Exercise details:
In the entries below, count every line containing "type". Return the number and nothing else.

Record excerpts:
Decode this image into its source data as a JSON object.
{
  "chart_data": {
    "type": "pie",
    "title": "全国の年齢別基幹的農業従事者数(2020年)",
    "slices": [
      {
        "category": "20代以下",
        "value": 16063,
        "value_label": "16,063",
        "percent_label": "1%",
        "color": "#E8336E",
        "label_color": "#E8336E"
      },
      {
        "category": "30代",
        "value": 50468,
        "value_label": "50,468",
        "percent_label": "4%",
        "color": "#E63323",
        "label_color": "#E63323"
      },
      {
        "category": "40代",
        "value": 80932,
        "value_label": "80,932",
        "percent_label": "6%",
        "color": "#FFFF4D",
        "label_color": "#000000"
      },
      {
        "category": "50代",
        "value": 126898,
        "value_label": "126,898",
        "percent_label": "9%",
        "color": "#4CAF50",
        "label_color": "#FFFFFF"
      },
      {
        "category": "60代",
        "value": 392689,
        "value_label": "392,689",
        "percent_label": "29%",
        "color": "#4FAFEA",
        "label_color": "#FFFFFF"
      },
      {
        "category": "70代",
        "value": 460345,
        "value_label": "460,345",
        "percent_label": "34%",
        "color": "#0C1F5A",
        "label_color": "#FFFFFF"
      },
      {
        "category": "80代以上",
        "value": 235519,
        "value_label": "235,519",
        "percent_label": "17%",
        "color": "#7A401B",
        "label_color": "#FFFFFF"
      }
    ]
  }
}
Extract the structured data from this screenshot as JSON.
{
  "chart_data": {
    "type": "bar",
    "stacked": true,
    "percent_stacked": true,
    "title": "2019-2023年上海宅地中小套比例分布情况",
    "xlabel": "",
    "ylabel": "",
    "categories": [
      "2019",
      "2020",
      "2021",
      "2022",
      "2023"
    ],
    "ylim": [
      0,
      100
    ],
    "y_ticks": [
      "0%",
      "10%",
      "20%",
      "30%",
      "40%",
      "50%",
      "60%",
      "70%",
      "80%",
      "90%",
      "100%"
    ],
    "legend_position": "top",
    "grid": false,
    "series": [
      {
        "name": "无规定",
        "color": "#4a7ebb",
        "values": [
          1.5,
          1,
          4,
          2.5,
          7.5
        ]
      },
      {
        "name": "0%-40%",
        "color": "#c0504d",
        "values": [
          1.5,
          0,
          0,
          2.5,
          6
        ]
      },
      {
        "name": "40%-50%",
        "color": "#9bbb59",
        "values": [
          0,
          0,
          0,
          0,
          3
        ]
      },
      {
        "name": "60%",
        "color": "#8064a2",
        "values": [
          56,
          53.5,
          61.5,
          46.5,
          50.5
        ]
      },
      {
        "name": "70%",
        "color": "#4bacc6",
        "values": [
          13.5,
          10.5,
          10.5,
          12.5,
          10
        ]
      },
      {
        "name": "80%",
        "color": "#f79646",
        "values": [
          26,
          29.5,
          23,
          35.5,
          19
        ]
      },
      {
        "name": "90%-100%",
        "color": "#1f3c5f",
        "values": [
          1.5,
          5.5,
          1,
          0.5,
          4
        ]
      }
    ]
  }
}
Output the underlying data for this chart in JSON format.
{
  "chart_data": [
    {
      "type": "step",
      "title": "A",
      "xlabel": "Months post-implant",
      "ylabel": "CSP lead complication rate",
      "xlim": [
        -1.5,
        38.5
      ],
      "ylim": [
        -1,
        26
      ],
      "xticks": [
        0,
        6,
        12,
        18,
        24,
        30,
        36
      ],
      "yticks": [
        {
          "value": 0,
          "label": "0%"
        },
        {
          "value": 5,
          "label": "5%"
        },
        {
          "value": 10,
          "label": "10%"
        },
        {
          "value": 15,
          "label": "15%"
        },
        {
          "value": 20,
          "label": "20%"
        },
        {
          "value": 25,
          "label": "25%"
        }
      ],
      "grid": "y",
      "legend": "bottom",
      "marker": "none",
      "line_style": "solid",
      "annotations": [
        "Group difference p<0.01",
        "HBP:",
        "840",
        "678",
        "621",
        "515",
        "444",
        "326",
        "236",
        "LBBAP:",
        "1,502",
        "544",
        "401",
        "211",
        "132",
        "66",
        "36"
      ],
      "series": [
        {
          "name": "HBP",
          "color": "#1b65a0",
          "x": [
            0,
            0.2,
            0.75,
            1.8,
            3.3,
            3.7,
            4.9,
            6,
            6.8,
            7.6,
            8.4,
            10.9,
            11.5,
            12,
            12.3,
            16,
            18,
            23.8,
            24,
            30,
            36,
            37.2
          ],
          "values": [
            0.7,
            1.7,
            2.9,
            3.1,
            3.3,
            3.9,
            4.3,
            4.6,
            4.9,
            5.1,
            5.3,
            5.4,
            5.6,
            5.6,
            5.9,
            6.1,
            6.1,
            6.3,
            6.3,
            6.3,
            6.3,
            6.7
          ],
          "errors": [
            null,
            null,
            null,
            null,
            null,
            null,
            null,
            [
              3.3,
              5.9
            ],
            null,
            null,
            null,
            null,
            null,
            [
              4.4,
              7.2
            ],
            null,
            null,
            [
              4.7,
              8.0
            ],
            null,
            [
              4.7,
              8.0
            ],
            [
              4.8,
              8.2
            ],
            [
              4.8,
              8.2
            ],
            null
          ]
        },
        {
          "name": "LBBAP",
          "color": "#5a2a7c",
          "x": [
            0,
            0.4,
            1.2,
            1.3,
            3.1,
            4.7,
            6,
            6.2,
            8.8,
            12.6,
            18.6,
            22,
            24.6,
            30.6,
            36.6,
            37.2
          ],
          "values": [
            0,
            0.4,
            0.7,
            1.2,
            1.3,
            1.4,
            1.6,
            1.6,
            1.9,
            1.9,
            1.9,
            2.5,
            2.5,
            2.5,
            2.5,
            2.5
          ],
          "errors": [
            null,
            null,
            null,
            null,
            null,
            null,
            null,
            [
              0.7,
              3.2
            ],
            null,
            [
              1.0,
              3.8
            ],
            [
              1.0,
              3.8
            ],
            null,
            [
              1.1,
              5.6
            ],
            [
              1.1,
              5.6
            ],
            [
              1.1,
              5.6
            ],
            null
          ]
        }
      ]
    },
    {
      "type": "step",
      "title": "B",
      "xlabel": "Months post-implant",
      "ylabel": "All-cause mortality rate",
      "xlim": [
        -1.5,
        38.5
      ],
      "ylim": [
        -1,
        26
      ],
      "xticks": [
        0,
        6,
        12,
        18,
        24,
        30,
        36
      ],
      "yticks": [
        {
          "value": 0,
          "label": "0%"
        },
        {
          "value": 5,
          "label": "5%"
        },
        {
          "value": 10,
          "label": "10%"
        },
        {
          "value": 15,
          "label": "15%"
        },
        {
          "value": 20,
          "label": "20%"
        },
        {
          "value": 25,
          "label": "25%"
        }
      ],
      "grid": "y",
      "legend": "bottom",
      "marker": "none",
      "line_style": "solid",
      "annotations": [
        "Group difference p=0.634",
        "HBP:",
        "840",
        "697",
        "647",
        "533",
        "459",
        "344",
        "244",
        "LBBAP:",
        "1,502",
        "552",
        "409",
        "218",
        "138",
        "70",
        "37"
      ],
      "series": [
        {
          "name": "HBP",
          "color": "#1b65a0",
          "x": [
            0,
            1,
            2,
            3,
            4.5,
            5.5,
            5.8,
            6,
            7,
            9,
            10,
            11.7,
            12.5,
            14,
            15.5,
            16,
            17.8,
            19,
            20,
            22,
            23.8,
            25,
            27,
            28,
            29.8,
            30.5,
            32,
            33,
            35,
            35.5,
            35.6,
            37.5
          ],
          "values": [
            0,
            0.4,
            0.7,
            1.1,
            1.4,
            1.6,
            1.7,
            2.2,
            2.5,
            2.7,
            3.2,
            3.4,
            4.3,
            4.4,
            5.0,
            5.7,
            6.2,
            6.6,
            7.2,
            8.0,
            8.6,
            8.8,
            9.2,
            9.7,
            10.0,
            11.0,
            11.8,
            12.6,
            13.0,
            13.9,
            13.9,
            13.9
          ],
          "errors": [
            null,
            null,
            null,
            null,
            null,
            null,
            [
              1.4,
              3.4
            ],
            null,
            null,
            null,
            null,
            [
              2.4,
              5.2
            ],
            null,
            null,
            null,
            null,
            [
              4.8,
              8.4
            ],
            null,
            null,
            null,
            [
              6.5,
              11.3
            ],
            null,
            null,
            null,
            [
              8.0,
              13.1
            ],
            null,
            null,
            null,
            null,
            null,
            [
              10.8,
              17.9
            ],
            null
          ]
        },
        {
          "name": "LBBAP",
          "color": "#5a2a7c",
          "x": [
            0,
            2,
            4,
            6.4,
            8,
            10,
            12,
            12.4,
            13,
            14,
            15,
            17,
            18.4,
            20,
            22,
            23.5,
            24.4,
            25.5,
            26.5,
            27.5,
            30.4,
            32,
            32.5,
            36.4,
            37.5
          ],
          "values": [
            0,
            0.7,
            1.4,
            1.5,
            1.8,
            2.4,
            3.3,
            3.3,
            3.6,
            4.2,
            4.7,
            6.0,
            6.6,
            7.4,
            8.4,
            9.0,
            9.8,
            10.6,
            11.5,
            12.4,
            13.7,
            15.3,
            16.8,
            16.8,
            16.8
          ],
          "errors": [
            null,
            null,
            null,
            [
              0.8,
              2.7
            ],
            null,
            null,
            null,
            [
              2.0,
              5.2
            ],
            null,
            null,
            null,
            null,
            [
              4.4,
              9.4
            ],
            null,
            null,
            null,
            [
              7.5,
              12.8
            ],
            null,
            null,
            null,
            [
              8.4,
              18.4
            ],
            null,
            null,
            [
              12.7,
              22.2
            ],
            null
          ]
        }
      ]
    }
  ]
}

Response to the exercise:
4